(Collected data entries)
══════════
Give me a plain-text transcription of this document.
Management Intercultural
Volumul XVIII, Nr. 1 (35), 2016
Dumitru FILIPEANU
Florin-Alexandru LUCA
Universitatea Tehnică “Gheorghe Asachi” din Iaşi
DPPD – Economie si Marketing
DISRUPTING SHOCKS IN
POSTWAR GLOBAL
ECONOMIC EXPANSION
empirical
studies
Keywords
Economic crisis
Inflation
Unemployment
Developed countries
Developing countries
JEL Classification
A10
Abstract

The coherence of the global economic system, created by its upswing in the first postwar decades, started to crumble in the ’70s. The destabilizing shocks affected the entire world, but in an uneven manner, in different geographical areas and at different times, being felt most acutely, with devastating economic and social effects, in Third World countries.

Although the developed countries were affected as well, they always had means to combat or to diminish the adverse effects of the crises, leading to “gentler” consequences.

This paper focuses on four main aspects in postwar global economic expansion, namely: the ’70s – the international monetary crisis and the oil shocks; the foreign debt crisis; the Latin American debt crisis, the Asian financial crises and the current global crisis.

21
══════════
= SHORT TASK =
Type the whole listing again, unaltered.

= EXERCISE RESULT =
Give me a plain-text transcription of this document.
Management Intercultural
Volumul XVIII, Nr. 1 (35), 2016
Dumitru FILIPEANU
Florin-Alexandru LUCA
Universitatea Tehnică “Gheorghe Asachi” din Iaşi
DPPD – Economie si Marketing
DISRUPTING SHOCKS IN
POSTWAR GLOBAL
ECONOMIC EXPANSION
empirical
studies
Keywords
Economic crisis
Inflation
Unemployment
Developed countries
Developing countries
JEL Classification
A10
Abstract

The coherence of the global economic system, created by its upswing in the first postwar decades, started to crumble in the ’70s. The destabilizing shocks affected the entire world, but in an uneven manner, in different geographical areas and at different times, being felt most acutely, with devastating economic and social effects, in Third World countries.

Although the developed countries were affected as well, they always had means to combat or to diminish the adverse effects of the crises, leading to “gentler” consequences.

This paper focuses on four main aspects in postwar global economic expansion, namely: the ’70s – the international monetary crisis and the oil shocks; the foreign debt crisis; the Latin American debt crisis, the Asian financial crises and the current global crisis.

21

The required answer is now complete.